> [Instructions for the task] In the records below, count every line containing "title". Reply with the number only.

Data entries
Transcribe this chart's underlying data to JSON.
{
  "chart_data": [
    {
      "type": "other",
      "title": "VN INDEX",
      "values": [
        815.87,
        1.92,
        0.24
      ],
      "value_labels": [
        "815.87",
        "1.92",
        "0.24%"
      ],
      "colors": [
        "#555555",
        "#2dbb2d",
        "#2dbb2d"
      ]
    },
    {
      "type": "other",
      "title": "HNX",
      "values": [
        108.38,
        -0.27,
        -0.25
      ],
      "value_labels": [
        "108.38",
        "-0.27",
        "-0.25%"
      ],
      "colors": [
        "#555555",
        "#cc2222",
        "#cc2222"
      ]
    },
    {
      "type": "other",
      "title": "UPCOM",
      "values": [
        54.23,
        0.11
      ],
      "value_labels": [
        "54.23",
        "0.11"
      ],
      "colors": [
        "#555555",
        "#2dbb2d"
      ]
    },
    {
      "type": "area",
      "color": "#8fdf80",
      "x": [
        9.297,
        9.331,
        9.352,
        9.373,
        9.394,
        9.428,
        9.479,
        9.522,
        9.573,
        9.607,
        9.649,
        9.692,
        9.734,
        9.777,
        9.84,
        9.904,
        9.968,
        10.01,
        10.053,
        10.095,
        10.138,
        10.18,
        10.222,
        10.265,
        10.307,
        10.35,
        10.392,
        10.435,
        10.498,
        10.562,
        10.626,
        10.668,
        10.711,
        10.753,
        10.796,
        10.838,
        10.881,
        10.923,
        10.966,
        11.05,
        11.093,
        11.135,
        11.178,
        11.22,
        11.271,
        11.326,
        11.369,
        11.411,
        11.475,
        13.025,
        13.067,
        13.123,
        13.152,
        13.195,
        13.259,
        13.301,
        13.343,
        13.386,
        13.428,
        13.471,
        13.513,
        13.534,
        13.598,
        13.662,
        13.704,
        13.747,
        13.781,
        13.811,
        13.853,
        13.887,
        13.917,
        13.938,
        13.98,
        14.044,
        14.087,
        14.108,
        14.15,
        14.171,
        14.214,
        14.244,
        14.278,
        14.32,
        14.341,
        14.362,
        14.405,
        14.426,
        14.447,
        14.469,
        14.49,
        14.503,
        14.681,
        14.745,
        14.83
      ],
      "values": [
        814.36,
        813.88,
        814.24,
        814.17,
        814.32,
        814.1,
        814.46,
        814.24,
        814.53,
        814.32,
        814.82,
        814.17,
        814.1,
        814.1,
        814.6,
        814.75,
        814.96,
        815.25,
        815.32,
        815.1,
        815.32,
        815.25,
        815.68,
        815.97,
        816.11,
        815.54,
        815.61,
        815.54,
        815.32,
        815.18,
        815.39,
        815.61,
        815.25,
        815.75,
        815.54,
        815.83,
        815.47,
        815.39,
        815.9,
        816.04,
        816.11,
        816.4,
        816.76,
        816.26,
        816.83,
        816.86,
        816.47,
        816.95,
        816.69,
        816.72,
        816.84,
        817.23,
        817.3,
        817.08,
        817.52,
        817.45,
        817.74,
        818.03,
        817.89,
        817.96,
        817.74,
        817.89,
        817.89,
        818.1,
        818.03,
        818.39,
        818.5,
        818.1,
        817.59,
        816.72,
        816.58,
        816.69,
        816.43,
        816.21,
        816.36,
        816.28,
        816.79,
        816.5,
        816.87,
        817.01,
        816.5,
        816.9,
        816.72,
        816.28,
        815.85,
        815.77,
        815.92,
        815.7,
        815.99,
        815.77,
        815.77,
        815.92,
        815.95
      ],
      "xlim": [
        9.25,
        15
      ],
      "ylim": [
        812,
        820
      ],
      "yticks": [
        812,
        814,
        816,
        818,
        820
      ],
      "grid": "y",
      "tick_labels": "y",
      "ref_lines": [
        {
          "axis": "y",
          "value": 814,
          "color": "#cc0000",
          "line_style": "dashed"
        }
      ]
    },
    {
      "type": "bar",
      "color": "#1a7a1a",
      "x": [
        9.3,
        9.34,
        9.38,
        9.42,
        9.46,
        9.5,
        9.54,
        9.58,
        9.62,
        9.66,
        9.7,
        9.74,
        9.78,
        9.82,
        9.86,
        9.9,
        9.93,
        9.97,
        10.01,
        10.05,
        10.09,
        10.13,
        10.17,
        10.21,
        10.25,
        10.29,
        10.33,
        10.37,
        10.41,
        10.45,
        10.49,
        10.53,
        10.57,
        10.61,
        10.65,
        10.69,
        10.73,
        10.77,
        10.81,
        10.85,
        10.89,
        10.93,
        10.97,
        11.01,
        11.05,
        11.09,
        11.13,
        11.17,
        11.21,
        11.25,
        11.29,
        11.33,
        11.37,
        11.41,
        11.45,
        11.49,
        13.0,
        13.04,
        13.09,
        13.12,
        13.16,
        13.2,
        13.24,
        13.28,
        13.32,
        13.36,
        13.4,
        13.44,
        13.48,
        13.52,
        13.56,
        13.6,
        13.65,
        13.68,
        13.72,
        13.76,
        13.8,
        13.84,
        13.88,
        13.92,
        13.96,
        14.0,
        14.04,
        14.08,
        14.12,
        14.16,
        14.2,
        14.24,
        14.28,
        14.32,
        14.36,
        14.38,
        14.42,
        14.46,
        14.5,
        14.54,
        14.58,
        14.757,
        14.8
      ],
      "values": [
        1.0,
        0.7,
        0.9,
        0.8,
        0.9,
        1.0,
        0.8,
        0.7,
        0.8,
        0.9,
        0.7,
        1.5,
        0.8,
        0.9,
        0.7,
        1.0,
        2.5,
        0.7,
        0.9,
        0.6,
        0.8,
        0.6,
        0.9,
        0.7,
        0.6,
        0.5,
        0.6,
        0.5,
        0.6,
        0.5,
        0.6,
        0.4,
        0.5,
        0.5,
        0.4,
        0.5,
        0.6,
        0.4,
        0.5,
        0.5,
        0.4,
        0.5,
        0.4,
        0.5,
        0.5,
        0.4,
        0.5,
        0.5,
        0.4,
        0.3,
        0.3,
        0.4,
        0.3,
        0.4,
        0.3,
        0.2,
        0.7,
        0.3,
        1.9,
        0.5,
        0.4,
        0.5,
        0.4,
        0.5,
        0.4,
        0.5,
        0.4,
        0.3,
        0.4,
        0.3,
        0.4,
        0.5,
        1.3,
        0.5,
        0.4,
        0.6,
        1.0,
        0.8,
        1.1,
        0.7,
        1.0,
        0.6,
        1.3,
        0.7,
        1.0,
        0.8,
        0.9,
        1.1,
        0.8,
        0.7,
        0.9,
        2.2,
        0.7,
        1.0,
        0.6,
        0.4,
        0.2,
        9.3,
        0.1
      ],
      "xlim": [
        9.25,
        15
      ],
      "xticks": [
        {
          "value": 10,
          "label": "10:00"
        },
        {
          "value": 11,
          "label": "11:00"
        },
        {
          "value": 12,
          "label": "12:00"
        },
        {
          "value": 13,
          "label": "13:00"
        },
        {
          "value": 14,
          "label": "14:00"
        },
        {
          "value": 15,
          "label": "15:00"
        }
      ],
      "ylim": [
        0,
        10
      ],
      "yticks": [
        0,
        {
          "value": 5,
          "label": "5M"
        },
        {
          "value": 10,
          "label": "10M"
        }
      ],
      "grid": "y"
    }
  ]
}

> [Output for this task] 3